• _YOUR GOAL_: Only lines holding the word "using" should be copied from the material.

■ ■ ■

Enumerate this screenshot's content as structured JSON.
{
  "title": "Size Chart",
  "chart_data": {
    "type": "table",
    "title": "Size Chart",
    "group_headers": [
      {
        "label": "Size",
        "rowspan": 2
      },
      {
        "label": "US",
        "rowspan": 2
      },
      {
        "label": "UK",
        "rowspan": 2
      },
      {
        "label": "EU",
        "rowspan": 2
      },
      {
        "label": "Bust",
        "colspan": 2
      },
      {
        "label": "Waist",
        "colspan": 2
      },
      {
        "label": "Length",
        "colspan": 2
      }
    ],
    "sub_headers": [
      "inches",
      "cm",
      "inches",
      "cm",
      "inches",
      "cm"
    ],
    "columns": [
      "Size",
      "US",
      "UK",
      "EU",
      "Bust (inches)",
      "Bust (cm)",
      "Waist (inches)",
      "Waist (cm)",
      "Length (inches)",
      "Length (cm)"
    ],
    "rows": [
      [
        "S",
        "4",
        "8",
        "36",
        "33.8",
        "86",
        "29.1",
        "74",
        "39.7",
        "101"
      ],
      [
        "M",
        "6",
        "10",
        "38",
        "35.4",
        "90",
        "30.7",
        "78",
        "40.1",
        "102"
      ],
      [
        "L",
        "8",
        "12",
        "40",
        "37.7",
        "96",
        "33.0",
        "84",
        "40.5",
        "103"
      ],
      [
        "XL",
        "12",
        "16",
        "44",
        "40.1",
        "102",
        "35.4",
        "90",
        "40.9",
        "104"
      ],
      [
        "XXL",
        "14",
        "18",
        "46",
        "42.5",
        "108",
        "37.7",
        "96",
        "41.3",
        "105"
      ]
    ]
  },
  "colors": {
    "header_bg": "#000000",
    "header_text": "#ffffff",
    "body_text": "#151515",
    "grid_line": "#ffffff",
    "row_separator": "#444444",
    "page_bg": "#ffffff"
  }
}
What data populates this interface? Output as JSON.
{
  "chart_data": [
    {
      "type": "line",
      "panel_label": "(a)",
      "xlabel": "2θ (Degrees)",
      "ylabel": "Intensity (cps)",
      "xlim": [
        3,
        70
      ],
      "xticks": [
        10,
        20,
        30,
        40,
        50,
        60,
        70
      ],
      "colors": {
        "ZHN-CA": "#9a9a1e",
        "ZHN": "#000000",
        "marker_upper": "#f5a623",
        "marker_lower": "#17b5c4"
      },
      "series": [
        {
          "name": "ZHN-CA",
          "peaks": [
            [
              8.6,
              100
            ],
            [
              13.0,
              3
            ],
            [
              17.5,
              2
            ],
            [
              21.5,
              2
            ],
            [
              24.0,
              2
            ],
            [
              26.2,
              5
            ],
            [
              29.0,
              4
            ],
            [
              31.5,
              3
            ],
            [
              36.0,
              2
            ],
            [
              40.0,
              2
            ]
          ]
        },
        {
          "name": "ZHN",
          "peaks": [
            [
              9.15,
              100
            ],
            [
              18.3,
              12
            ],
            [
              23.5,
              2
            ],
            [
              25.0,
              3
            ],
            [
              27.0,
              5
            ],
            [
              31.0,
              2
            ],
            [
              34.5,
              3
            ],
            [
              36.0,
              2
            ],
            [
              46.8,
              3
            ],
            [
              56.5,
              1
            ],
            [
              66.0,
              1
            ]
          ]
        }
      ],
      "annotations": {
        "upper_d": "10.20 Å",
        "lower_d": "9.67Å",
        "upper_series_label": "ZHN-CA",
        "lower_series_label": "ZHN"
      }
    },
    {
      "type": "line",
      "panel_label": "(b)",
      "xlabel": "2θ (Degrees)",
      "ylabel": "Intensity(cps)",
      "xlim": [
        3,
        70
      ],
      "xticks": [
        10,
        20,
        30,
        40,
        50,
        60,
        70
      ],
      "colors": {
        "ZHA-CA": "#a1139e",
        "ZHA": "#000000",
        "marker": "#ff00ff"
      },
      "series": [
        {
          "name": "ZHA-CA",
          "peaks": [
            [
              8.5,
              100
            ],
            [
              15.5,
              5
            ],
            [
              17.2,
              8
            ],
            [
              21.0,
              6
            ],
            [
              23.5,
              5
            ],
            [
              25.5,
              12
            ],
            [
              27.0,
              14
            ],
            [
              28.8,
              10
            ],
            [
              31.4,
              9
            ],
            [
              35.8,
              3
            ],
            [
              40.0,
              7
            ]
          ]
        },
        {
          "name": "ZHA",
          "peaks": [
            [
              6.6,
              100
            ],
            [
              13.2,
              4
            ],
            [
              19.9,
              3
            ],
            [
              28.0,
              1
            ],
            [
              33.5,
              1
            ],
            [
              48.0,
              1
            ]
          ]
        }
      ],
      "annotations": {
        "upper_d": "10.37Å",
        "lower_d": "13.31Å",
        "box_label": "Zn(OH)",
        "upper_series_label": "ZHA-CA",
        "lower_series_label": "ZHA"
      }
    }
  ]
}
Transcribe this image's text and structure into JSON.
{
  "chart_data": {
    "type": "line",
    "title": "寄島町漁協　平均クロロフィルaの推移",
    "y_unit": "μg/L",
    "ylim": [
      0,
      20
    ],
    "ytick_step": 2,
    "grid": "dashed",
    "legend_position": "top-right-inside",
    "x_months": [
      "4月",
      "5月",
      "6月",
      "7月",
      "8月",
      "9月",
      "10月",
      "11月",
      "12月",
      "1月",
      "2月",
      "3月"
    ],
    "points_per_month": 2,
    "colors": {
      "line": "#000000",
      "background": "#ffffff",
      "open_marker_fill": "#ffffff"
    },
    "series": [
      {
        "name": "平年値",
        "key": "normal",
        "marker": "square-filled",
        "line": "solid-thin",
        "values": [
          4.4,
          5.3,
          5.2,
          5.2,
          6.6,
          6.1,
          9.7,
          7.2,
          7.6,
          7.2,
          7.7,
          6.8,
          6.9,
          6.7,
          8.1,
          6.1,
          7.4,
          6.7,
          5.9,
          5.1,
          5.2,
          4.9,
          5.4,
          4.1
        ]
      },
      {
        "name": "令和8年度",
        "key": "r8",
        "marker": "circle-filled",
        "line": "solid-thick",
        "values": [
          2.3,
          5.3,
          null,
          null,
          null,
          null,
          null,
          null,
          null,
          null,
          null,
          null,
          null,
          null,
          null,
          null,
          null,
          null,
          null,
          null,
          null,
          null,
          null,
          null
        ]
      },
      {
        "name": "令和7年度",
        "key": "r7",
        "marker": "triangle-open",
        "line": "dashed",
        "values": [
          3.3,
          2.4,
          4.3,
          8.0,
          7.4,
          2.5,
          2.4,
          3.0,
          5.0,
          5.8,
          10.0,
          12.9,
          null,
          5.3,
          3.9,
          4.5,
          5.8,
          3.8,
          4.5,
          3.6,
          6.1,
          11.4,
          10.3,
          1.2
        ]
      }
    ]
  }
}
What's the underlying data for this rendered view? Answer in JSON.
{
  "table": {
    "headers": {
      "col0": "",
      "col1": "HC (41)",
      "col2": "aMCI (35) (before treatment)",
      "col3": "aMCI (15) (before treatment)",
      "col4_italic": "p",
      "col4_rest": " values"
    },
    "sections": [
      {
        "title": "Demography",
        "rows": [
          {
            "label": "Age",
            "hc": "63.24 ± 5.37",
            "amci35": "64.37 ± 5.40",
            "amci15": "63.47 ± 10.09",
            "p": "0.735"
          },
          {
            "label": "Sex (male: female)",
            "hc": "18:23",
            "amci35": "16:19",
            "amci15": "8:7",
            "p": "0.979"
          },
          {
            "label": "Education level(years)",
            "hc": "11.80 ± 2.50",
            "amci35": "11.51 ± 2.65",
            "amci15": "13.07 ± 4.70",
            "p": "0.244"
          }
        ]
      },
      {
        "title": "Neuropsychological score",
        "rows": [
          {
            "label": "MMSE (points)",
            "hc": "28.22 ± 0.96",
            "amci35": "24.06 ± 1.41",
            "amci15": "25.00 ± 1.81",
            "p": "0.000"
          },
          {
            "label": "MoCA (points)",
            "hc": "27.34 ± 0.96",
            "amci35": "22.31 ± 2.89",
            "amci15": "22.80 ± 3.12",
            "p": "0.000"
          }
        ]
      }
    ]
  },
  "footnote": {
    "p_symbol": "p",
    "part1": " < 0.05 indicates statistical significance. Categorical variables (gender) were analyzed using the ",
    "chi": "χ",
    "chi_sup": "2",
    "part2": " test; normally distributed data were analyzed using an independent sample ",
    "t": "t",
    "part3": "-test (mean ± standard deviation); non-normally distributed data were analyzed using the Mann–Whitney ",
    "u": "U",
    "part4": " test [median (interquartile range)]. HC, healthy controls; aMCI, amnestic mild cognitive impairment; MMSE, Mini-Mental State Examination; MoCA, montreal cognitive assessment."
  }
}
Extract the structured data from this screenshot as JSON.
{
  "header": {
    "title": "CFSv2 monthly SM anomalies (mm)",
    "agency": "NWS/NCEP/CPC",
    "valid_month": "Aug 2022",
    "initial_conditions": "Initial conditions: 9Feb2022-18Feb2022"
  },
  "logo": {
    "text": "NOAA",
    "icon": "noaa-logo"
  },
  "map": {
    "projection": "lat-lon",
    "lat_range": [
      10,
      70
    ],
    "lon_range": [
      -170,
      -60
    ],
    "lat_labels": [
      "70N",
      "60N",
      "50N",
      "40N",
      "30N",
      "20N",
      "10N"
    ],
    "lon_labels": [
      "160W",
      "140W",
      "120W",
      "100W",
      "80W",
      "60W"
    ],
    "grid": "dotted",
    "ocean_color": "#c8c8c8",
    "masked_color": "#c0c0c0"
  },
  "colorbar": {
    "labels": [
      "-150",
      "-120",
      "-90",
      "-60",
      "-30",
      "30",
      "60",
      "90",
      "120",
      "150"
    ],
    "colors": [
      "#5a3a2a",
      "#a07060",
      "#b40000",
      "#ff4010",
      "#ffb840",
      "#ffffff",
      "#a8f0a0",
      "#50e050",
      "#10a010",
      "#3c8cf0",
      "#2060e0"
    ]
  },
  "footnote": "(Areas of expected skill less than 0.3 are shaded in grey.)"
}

■ ■ ■

• _THE REPLY_:
    "part1": " < 0.05 indicates statistical significance. Categorical variables (gender) were analyzed using the ",
    "part2": " test; normally distributed data were analyzed using an independent sample ",
    "part3": "-test (mean ± standard deviation); non-normally distributed data were analyzed using the Mann–Whitney ",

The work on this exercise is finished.